Figure contents as structured data:
+++++
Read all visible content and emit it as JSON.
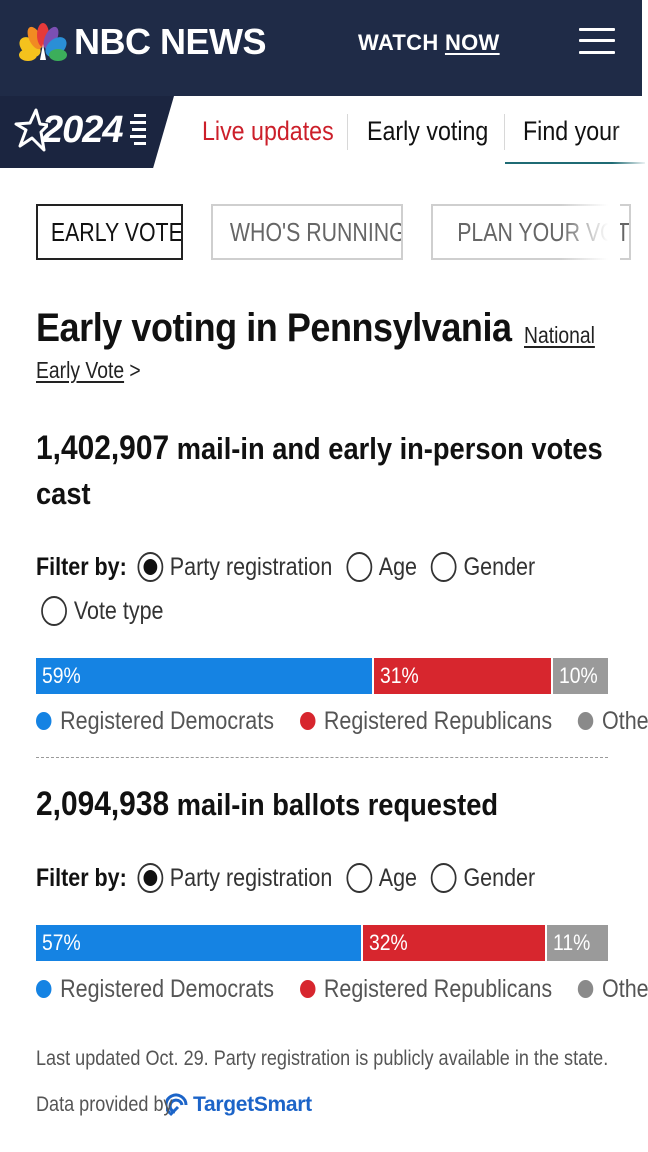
{
  "header": {
    "brand": "NBC NEWS",
    "watch_label": "WATCH",
    "now_label": "NOW"
  },
  "election_nav": {
    "badge": "2024",
    "links": [
      {
        "label": "Live updates",
        "color": "#cc1f2a"
      },
      {
        "label": "Early voting"
      },
      {
        "label": "Find your"
      }
    ]
  },
  "tabs": [
    {
      "label": "EARLY VOTE",
      "active": true
    },
    {
      "label": "WHO'S RUNNING",
      "active": false
    },
    {
      "label": "PLAN YOUR VOTE",
      "active": false
    }
  ],
  "page": {
    "title": "Early voting in Pennsylvania",
    "national_link_line1": "National",
    "national_link_line2": "Early Vote",
    "national_chevron": ">"
  },
  "legend": {
    "democrats": "Registered Democrats",
    "republicans": "Registered Republicans",
    "other": "Other"
  },
  "colors": {
    "democrat": "#1583e3",
    "republican": "#d7262e",
    "other": "#9a9a9a",
    "header_bg": "#1f2b47"
  },
  "filter": {
    "label": "Filter by:",
    "party": "Party registration",
    "age": "Age",
    "gender": "Gender",
    "vote_type": "Vote type"
  },
  "early_votes": {
    "count": "1,402,907",
    "text": "mail-in and early in-person votes cast",
    "democrats": "59%",
    "republicans": "31%",
    "other": "10%"
  },
  "mail_ballots": {
    "count": "2,094,938",
    "text": "mail-in ballots requested",
    "democrats": "57%",
    "republicans": "32%",
    "other": "11%"
  },
  "footer": {
    "updated": "Last updated Oct. 29. Party registration is publicly available in the state.",
    "provided_by": "Data provided by",
    "provider": "TargetSmart"
  }
}
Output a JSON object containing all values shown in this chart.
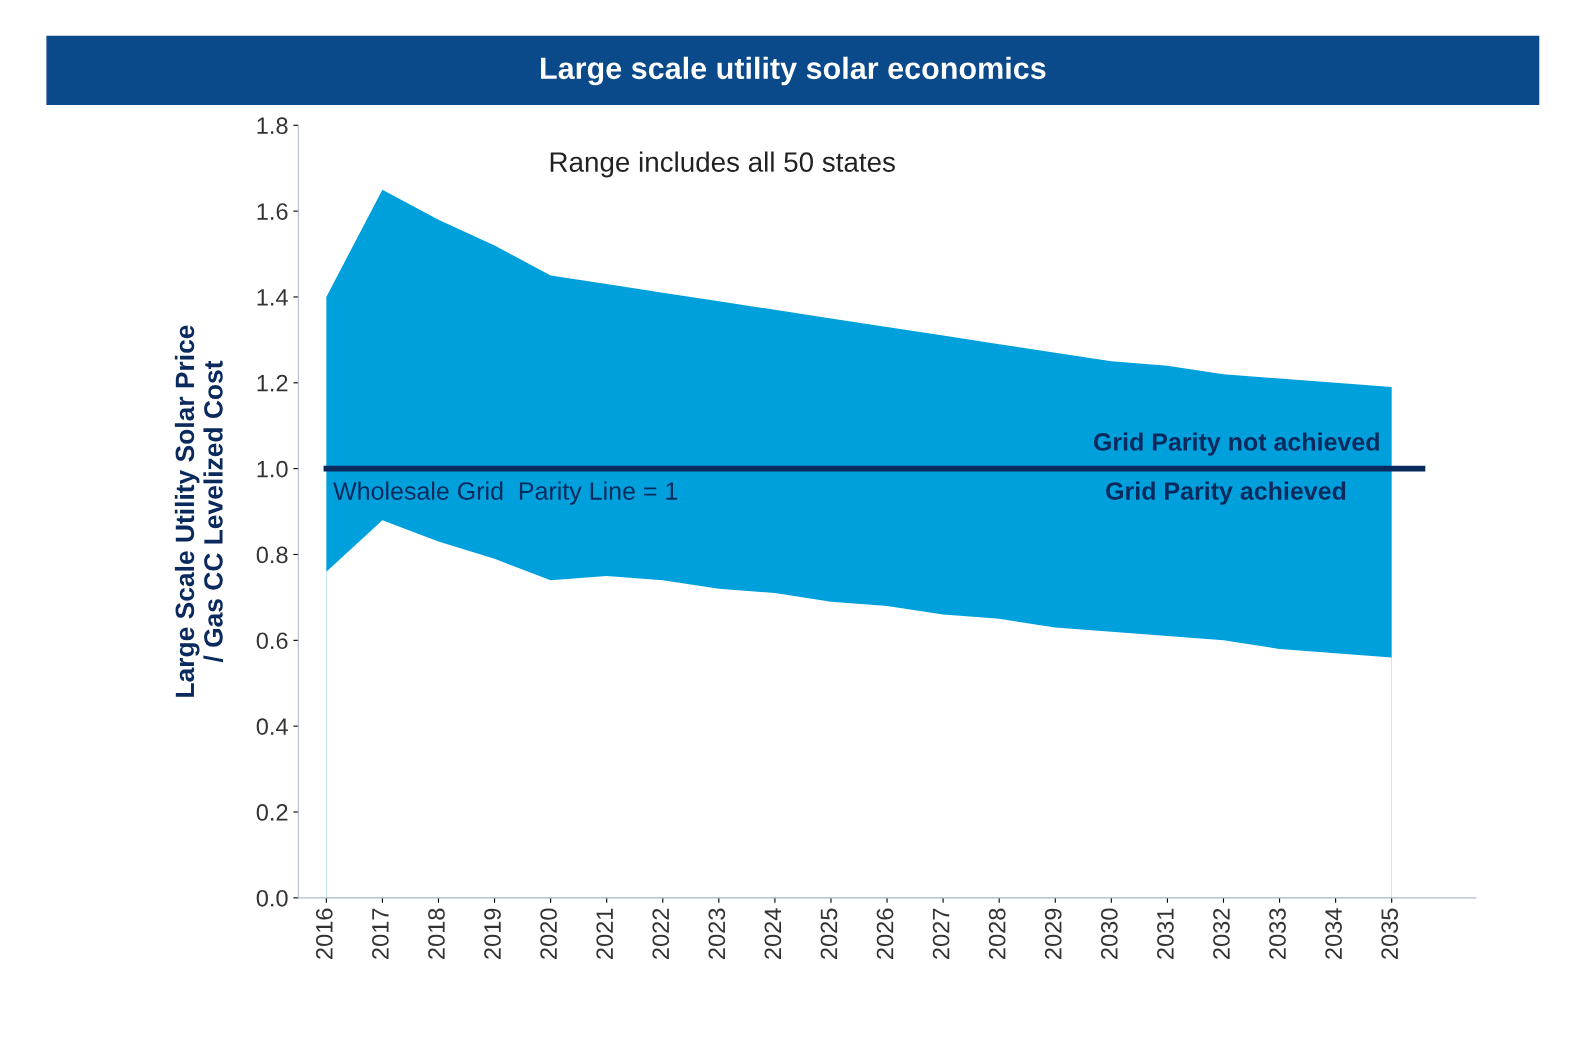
{
  "chart_data": {
    "type": "area",
    "title": "Large scale utility solar economics",
    "ylabel": "Large Scale Utility Solar Price\n/ Gas CC Levelized Cost",
    "categories": [
      "2016",
      "2017",
      "2018",
      "2019",
      "2020",
      "2021",
      "2022",
      "2023",
      "2024",
      "2025",
      "2026",
      "2027",
      "2028",
      "2029",
      "2030",
      "2031",
      "2032",
      "2033",
      "2034",
      "2035"
    ],
    "series": [
      {
        "color": "#00a0dc",
        "values": [
          1.4,
          1.65,
          1.58,
          1.52,
          1.45,
          1.43,
          1.41,
          1.39,
          1.37,
          1.35,
          1.33,
          1.31,
          1.29,
          1.27,
          1.25,
          1.24,
          1.22,
          1.21,
          1.2,
          1.19
        ]
      },
      {
        "color": "#ffffff",
        "values": [
          0.76,
          0.88,
          0.83,
          0.79,
          0.74,
          0.75,
          0.74,
          0.72,
          0.71,
          0.69,
          0.68,
          0.66,
          0.65,
          0.63,
          0.62,
          0.61,
          0.6,
          0.58,
          0.57,
          0.56
        ]
      }
    ],
    "ylim": [
      0,
      1.8
    ],
    "yticks": [
      {
        "value": 0,
        "label": "0.0"
      },
      {
        "value": 0.2,
        "label": "0.2"
      },
      {
        "value": 0.4,
        "label": "0.4"
      },
      {
        "value": 0.6,
        "label": "0.6"
      },
      {
        "value": 0.8,
        "label": "0.8"
      },
      {
        "value": 1,
        "label": "1.0"
      },
      {
        "value": 1.2,
        "label": "1.2"
      },
      {
        "value": 1.4,
        "label": "1.4"
      },
      {
        "value": 1.6,
        "label": "1.6"
      },
      {
        "value": 1.8,
        "label": "1.8"
      }
    ],
    "ref_lines": [
      {
        "axis": "y",
        "value": 1,
        "label": "Wholesale Grid  Parity Line = 1",
        "color": "#0a2a5e"
      }
    ],
    "annotations": [
      "Range includes all 50 states",
      {
        "text": "Grid Parity not achieved",
        "x": "2035",
        "y": 1
      },
      {
        "text": "Grid Parity achieved",
        "x": "2035",
        "y": 1
      }
    ],
    "grid": false,
    "legend": false
  }
}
+++++
→ Exercise brief
Each line with the string "other" in it needs to be found and copied.

→ Solution
    "other": "Other"
    "other": "#9a9a9a",
    "other": "10%"
    "other": "11%"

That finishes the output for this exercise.